── Entries shown ──

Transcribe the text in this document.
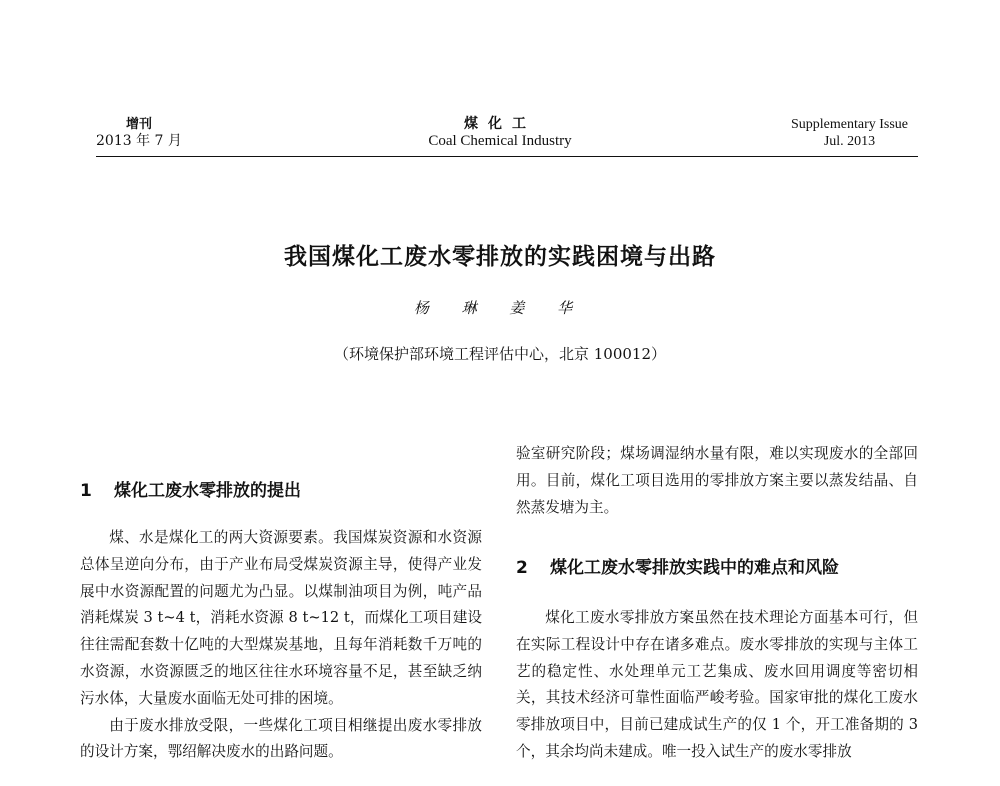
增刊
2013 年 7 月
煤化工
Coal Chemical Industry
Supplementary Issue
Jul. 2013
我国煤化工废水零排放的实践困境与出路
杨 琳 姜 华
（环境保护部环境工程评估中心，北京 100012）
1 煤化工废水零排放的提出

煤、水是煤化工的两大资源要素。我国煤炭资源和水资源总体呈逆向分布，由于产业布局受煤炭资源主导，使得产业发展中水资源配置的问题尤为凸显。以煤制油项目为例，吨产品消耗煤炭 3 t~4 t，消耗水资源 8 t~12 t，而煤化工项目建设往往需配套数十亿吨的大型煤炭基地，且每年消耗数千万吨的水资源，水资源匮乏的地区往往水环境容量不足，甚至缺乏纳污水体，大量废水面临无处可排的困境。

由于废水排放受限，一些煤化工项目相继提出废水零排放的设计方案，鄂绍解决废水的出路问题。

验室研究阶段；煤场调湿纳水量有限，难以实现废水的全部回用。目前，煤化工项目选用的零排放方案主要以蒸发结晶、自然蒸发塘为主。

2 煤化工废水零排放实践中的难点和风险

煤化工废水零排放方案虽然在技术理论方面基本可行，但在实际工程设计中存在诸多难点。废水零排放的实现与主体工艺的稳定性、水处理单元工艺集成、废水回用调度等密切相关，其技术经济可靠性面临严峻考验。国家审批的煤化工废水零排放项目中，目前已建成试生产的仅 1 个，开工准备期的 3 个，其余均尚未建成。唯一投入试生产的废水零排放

───

#### Objective
Without the pictures, output the full listing exactly as it stands.

#### Task output
Transcribe the text in this document.
增刊
2013 年 7 月
煤化工
Coal Chemical Industry
Supplementary Issue
Jul. 2013
我国煤化工废水零排放的实践困境与出路
杨 琳 姜 华
（环境保护部环境工程评估中心，北京 100012）
1 煤化工废水零排放的提出

煤、水是煤化工的两大资源要素。我国煤炭资源和水资源总体呈逆向分布，由于产业布局受煤炭资源主导，使得产业发展中水资源配置的问题尤为凸显。以煤制油项目为例，吨产品消耗煤炭 3 t~4 t，消耗水资源 8 t~12 t，而煤化工项目建设往往需配套数十亿吨的大型煤炭基地，且每年消耗数千万吨的水资源，水资源匮乏的地区往往水环境容量不足，甚至缺乏纳污水体，大量废水面临无处可排的困境。

由于废水排放受限，一些煤化工项目相继提出废水零排放的设计方案，鄂绍解决废水的出路问题。

验室研究阶段；煤场调湿纳水量有限，难以实现废水的全部回用。目前，煤化工项目选用的零排放方案主要以蒸发结晶、自然蒸发塘为主。

2 煤化工废水零排放实践中的难点和风险

煤化工废水零排放方案虽然在技术理论方面基本可行，但在实际工程设计中存在诸多难点。废水零排放的实现与主体工艺的稳定性、水处理单元工艺集成、废水回用调度等密切相关，其技术经济可靠性面临严峻考验。国家审批的煤化工废水零排放项目中，目前已建成试生产的仅 1 个，开工准备期的 3 个，其余均尚未建成。唯一投入试生产的废水零排放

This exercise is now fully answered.